# [Required action]
Below are the records; copy every line in them that holds the string "aiguë".
Segment Start: Records shown
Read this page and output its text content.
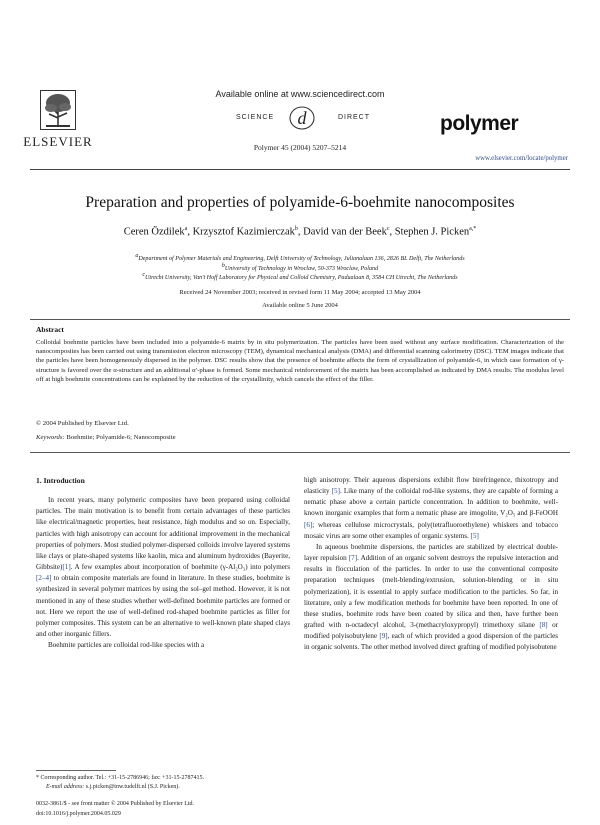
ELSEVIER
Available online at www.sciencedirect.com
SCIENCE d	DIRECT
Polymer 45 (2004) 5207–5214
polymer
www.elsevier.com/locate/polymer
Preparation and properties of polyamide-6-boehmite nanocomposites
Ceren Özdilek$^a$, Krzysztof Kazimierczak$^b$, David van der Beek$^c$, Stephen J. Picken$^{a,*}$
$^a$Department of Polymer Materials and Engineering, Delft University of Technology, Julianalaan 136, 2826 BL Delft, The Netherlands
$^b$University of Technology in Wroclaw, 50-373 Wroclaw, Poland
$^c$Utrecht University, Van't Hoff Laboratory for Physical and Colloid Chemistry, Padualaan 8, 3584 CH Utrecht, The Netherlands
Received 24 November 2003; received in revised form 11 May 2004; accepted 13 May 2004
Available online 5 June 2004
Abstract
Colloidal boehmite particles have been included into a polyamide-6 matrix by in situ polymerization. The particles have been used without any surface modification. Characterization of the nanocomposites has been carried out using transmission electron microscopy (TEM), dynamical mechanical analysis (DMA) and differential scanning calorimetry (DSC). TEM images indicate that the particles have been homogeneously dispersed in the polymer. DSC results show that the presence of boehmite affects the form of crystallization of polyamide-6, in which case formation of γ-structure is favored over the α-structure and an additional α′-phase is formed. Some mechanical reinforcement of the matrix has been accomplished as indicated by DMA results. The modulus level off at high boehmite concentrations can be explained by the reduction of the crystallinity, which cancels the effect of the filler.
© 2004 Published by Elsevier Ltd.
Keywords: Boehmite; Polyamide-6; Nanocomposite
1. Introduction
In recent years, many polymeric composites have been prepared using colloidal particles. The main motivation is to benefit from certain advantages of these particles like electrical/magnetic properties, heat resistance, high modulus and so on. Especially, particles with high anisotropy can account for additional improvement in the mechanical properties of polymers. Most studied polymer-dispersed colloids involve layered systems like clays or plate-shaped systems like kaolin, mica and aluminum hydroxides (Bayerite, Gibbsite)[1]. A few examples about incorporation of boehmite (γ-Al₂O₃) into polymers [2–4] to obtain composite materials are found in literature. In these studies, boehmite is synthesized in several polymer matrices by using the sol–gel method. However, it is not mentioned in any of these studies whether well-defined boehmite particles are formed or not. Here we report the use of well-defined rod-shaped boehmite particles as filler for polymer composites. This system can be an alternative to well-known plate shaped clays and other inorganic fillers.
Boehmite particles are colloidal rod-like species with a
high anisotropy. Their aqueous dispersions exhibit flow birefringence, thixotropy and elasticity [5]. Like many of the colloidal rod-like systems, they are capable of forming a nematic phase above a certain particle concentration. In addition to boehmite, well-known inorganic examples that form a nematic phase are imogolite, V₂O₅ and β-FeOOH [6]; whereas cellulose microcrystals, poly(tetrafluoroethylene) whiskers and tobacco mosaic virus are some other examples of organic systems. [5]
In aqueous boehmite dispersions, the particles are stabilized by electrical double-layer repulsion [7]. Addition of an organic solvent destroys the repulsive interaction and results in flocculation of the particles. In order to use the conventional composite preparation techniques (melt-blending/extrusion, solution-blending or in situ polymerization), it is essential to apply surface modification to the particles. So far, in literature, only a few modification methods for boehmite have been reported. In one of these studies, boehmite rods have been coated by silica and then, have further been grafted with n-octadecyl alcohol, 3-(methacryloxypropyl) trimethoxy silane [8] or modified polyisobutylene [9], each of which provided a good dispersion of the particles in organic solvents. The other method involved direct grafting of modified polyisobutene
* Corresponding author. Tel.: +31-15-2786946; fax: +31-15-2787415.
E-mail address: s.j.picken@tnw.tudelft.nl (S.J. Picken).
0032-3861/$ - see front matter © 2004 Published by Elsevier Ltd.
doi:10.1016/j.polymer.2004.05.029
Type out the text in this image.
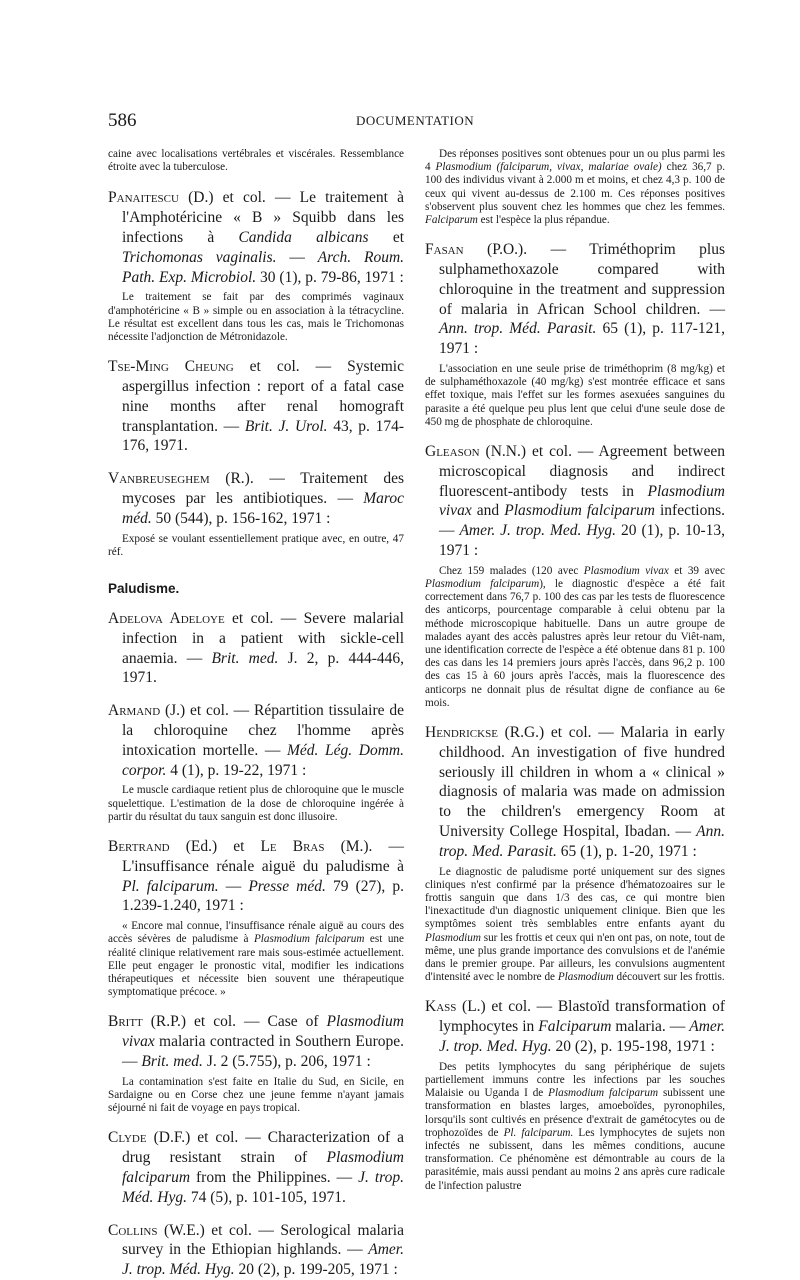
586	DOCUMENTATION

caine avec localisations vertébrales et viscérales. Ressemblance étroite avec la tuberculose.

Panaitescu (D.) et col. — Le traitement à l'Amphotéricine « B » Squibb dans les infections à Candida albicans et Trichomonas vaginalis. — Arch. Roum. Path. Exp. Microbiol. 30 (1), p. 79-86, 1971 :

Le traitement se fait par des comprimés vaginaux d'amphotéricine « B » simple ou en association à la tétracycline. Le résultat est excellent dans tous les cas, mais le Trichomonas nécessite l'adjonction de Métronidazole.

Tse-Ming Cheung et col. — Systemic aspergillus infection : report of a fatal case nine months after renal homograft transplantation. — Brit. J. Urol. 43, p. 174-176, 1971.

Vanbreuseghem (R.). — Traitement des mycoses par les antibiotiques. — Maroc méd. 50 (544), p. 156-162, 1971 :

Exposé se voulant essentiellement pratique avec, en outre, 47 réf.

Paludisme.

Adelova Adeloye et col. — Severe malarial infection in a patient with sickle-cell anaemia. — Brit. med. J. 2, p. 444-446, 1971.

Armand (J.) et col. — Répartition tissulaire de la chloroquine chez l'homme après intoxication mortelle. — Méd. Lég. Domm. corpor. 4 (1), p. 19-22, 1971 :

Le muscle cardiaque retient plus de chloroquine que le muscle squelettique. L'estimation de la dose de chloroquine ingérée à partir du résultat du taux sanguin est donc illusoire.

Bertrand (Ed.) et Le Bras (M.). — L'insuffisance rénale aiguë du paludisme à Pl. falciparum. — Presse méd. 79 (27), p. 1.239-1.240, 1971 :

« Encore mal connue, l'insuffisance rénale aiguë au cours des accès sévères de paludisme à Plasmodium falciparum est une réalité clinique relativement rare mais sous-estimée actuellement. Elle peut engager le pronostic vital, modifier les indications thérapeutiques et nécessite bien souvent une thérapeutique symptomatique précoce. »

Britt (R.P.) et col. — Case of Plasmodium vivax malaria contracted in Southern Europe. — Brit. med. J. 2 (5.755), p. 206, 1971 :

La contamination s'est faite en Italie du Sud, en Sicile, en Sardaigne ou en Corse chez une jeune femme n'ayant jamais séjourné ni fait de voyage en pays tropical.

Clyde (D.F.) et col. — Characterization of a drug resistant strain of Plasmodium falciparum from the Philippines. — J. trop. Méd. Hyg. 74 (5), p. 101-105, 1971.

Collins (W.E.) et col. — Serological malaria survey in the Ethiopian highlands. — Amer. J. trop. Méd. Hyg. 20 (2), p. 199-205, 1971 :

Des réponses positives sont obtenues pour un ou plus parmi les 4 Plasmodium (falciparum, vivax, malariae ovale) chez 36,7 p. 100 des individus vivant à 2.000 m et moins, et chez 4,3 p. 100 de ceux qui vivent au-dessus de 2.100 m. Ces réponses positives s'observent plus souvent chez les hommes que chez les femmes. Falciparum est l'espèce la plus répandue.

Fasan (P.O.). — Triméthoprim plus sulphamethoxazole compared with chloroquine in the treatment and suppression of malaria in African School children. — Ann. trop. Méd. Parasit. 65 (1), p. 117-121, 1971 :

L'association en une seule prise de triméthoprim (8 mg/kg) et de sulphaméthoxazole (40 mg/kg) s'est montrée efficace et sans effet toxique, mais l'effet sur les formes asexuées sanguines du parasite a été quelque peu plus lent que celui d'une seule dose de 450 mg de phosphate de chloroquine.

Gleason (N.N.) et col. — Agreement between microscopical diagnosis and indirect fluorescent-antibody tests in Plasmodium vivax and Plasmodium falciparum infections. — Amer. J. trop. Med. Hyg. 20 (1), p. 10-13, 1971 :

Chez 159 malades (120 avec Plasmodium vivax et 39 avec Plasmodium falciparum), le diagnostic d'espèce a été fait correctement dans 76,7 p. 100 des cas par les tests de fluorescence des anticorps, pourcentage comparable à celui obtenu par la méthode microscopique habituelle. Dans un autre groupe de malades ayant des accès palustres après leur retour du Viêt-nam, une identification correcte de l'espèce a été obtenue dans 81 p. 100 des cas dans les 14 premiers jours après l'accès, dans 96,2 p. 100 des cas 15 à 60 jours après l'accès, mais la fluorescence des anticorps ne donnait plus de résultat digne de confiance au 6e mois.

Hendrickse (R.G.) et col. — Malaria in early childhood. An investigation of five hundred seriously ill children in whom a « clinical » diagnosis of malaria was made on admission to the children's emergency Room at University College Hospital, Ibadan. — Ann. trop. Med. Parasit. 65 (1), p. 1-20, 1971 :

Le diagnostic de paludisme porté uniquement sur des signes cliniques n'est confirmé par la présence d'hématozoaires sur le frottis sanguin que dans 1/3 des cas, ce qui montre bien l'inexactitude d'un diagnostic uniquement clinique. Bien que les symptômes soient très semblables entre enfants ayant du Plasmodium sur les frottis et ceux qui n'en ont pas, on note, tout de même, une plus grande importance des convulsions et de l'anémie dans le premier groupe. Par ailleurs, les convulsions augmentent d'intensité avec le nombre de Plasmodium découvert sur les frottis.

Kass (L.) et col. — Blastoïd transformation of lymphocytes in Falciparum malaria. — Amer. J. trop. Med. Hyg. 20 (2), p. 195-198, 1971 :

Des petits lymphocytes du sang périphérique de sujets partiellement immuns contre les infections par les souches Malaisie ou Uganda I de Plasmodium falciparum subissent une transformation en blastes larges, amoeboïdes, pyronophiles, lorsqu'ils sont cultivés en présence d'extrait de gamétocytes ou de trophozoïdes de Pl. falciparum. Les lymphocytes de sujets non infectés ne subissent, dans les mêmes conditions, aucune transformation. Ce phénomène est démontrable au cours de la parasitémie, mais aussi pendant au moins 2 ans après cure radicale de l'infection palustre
Segment End: Records shown
# [Answer to this task]
Bertrand (Ed.) et Le Bras (M.). — L'insuffisance rénale aiguë du paludisme à Pl. falciparum. — Presse méd. 79 (27), p. 1.239-1.240, 1971 :
« Encore mal connue, l'insuffisance rénale aiguë au cours des accès sévères de paludisme à Plasmodium falciparum est une réalité clinique relativement rare mais sous-estimée actuellement. Elle peut engager le pronostic vital, modifier les indications thérapeutiques et nécessite bien souvent une thérapeutique symptomatique précoce. »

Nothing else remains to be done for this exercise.